[[ Supplied passage, beginning ]]
Microbulbifer hydrolyticus IRE-31-192 from the authors’ laboratory was used in this study. The strain was maintained on 2216E agar slant culture medium kept away from light by periodic transfers following incubation at 37 °C for 12 h to 18 h (Yiheng Instrument Co. Ltd, Shanghai, China) and storing at 4 °C. The medium 2216E was purchased from Qingdao Nissui Biotechnology Co. Ltd. (Qingdao, China). It is a special culture medium for marine bacteria, containing (per liter): peptone (5 g), yeast extract (1 g), ferric citrate (0.1 g), sodium chloride (19.45 g), magnesium chloride (5.9 g), magnesium sulfate (3.24 g), calcium chloride (1.8 g), potassium chloride (0.55 g), sodium bicarbonate (0.16 g), potassium bromide (0.08 g), strontium chloride (0.034 g), boric acid (0.022 g), sodium silicate (0.004 g), sodium fluoride (0.0024 g), ammonium nitrate (0.0016 g), and disodium hydrogen phosphate (0.008 g). The composition of agar medium was (per liter): 37.4 g 2216E, and 20 g agar, which was also used as seed medium without agar. The composition of the common fermentation medium was (per liter): 37.4 g 2216E, glucose, and xylose. When the hydrolytic liquid of DDGS was used as fermentation medium, the other nutrient was avoided. All media were sterilized by autoclaving at 116 °C for 25 min.

Fermentation Process

A single colony of strain Microbulbifer hydrolyticus IRE-31-192 grown on agar slant culture medium was selected and cultured using seed culture liquid. It was then kept away from light for 12 h at 37 °C and 180 rpm. A 5% (v/v) seed culture liquid was added into a 250 mL flask with 50 mL fermentation medium, which was then incubated for 3 h in a rotary shaker (Taicang instrument Co. Ltd, Jiangsu, China) at 37 °C and 180 rpm.

The use of the strain M. hydrolyticus IRE-31-192 in co-fermentation of glucose and xylose was subsequently investigated. The total sugar content was 30 g/L and the ratio of glucose was gradually decreased with the addition of xylose. The proportions of glucose and xylose (glucose/xylose (w/w): 5:1, 2:1, and 1:1) were investigated with the aim of optimization and highest production of CMCase. As the optimum proportion of glucose/xylose was studied in the co-fermentation process, the capability of M. hydrolyticus IRE-31-192 to produce CMCase from processed and unprocessed hydrolysates of DDGS was finally investigated. The fermentation broth was sampled at different times from the shake flask and centrifuged at 4 °C and 9,000 × g for 15 min (Yancheng instrument Co. Ltd, Jiangsu, China). The supernatant was used to measure the CMCase activity.
[[ Supplied passage, end ]]
[[ Records supplied, beginning ]]
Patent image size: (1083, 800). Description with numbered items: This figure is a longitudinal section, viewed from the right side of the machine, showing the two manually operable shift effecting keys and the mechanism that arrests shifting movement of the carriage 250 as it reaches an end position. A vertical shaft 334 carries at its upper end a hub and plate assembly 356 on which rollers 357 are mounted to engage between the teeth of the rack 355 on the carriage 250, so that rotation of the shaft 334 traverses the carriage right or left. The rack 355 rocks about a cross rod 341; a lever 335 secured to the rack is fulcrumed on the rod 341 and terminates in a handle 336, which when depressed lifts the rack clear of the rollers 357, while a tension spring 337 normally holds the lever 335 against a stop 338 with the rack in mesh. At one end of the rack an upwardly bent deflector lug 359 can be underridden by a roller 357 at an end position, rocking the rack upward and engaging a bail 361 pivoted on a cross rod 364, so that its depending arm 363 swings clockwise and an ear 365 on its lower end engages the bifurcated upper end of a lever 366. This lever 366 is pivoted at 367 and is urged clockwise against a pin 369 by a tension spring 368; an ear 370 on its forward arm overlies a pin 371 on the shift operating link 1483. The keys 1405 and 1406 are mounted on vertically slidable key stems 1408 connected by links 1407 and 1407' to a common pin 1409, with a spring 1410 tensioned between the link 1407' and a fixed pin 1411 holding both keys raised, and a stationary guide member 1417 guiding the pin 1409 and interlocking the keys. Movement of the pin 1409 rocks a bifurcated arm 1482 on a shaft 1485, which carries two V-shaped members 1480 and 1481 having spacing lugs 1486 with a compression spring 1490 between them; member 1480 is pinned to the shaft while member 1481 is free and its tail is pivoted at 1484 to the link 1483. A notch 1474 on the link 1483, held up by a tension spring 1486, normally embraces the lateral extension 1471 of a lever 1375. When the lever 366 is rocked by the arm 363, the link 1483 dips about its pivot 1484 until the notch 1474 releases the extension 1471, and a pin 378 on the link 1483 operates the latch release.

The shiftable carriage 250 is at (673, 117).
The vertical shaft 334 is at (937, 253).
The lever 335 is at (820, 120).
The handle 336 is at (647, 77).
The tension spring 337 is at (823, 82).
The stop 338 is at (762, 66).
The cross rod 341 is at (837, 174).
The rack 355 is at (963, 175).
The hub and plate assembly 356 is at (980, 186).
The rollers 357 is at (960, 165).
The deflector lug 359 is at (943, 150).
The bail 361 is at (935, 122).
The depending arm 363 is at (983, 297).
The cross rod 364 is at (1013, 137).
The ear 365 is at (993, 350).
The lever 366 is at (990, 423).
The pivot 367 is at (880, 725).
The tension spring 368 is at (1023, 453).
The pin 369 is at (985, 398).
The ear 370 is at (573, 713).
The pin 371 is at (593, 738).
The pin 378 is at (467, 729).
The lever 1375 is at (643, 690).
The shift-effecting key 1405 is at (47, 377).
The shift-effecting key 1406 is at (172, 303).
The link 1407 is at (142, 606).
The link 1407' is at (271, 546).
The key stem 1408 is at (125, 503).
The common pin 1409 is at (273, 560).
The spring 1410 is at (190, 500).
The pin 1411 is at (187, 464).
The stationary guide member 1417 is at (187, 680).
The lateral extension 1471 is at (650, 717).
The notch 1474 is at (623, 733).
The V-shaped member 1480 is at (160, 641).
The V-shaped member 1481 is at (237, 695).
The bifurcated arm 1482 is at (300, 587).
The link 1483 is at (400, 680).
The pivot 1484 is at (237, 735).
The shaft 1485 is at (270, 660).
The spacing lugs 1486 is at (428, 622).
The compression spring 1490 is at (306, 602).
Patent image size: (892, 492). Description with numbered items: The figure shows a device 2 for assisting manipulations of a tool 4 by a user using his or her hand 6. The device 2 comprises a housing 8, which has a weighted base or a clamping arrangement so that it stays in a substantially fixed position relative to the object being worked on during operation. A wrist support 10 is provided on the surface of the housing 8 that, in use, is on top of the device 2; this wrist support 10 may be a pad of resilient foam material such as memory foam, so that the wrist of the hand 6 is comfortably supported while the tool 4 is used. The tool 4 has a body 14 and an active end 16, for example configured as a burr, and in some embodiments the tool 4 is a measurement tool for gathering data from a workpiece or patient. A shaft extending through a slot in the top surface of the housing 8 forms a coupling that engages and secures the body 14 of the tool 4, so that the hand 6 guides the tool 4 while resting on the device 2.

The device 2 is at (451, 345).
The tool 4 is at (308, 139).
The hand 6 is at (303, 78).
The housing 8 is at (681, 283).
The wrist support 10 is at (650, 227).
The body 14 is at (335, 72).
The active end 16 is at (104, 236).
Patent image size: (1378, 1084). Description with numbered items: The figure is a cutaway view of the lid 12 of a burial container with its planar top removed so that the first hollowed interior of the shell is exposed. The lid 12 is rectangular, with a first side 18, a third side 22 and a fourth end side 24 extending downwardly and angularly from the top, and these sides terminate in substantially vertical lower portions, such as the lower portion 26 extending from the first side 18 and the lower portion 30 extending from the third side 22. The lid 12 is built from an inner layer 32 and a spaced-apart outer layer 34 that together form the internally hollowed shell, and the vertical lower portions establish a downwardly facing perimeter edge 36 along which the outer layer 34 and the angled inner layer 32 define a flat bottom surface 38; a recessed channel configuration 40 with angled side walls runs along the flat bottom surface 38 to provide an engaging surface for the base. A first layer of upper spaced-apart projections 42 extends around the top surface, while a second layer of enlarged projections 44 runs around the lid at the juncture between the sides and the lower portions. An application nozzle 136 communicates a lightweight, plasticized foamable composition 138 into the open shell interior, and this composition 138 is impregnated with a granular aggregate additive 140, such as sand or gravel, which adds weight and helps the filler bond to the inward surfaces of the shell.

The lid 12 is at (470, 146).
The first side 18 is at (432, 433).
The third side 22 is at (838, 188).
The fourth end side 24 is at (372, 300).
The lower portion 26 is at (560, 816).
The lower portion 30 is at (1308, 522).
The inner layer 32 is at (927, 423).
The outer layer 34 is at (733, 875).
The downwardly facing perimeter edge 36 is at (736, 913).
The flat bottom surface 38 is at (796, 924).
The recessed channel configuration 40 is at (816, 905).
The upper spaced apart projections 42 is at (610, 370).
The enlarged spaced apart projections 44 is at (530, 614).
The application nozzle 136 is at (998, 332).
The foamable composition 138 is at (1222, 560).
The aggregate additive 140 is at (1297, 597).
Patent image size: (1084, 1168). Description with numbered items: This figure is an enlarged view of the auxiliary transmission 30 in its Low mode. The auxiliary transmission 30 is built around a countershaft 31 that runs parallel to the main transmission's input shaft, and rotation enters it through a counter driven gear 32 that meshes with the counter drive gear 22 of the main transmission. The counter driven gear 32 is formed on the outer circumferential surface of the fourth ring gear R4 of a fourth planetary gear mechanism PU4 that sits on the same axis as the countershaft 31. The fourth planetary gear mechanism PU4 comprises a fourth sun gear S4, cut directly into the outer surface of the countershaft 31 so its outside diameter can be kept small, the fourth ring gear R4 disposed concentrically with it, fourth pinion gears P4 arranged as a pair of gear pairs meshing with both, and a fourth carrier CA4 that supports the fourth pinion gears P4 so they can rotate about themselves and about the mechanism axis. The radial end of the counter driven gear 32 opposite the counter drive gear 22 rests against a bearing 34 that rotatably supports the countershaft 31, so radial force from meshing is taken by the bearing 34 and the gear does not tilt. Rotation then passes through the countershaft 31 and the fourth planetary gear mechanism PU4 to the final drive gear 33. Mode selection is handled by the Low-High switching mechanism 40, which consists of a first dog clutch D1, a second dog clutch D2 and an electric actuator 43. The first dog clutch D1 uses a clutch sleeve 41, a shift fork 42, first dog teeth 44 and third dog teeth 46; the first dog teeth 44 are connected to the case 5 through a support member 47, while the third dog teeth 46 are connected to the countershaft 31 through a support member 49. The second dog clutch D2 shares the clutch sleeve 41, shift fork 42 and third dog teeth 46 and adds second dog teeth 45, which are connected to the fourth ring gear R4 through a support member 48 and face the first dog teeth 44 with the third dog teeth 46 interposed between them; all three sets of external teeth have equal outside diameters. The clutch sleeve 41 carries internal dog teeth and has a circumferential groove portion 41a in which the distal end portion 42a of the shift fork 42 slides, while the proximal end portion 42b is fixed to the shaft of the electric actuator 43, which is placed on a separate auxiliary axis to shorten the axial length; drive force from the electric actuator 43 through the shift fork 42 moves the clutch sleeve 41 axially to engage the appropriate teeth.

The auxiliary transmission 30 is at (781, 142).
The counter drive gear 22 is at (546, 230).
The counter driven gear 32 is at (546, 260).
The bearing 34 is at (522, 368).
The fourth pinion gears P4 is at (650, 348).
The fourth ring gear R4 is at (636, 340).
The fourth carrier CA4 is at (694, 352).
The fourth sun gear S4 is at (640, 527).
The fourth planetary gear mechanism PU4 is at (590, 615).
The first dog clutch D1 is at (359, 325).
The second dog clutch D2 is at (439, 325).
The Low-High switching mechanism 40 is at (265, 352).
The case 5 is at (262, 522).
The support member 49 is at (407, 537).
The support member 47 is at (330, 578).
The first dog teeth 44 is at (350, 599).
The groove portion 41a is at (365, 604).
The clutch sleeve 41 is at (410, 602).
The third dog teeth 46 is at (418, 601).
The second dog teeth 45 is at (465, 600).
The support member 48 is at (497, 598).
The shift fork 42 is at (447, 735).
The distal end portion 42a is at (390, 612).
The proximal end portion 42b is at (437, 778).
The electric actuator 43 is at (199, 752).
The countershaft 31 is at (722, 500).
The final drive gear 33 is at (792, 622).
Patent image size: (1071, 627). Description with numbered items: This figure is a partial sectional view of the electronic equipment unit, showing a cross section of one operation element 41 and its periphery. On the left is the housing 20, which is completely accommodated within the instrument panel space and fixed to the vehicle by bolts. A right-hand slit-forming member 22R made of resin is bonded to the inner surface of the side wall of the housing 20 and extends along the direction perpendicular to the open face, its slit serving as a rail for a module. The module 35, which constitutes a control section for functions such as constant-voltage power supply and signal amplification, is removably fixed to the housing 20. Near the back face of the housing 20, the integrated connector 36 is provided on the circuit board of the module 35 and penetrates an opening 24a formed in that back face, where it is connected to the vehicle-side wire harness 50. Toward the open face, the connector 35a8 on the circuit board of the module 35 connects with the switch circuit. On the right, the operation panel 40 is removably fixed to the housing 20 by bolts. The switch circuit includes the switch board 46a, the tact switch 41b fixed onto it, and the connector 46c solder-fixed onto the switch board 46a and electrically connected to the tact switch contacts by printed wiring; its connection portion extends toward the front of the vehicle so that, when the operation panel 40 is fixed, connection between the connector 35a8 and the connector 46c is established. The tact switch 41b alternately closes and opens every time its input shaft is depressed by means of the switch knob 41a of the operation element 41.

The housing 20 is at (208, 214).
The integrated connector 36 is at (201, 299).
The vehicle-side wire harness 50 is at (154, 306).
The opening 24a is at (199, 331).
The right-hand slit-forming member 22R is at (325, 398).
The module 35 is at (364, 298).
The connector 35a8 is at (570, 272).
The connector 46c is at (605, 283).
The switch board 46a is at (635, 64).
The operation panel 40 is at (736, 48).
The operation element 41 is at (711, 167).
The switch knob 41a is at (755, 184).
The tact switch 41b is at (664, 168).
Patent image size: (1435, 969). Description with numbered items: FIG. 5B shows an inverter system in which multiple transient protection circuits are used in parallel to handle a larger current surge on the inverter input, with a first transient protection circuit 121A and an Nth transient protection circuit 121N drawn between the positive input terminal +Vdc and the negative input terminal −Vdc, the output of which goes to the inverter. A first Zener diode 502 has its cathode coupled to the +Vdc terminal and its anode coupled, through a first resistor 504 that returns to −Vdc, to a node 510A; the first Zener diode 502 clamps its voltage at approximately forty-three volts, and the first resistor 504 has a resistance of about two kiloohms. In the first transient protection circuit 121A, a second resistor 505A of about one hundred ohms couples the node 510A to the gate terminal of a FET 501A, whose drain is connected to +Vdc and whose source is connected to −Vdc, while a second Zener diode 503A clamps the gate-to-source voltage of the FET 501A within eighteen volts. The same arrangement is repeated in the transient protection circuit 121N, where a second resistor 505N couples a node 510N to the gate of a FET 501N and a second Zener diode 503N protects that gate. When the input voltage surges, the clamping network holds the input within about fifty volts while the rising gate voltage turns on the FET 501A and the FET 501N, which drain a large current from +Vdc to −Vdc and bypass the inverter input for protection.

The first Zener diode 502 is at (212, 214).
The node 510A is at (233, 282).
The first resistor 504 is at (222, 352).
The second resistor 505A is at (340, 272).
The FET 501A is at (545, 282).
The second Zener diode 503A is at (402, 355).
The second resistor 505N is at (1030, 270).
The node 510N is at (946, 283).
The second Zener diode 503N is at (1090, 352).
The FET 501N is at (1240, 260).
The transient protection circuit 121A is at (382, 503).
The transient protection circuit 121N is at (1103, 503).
[[ Records supplied, end ]]
#### [Work task]
List every company named in the culture and fermentation text, together with the location given for each.

#### [Output of the task]
- Yiheng Instrument Co. Ltd, Shanghai, China
- Qingdao Nissui Biotechnology Co. Ltd., Qingdao, China
- Taicang instrument Co. Ltd, Jiangsu, China
- Yancheng instrument Co. Ltd, Jiangsu, China